» **Written task**: Your task is to copy every line of the entries that contains "Define".

» **Material for the task**:
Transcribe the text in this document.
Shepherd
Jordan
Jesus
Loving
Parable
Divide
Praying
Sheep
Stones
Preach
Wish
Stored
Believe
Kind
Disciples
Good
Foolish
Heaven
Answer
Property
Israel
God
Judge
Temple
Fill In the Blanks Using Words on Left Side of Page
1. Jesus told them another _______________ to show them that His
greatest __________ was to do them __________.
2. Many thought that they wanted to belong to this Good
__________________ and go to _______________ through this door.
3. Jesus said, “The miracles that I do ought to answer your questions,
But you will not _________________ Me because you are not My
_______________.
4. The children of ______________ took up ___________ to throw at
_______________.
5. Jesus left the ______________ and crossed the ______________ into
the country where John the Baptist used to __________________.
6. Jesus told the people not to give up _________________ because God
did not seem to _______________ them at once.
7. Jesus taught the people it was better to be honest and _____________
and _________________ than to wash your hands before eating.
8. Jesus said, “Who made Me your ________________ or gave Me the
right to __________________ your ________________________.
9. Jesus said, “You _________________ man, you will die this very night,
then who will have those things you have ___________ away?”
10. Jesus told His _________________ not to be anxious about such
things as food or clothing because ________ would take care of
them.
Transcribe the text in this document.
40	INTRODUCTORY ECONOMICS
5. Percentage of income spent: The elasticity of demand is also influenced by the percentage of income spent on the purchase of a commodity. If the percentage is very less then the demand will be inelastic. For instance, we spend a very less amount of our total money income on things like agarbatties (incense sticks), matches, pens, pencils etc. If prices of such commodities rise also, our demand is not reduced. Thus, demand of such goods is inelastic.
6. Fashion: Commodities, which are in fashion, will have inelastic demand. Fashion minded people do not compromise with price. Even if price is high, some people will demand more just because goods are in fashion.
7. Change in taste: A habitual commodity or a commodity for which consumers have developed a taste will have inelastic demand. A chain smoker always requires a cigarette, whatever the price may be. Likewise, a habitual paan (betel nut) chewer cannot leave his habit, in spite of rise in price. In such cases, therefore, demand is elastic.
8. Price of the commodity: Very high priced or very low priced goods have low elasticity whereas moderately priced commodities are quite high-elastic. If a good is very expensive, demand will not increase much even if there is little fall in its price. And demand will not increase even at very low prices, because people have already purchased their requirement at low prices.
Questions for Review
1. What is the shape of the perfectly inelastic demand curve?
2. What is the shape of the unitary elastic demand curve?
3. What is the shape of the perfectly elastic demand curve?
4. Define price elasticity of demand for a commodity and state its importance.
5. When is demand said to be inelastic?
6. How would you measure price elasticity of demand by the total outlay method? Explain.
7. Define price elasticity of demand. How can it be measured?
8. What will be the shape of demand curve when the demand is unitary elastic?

» **Response to the task**:
4. Define price elasticity of demand for a commodity and state its importance.
7. Define price elasticity of demand. How can it be measured?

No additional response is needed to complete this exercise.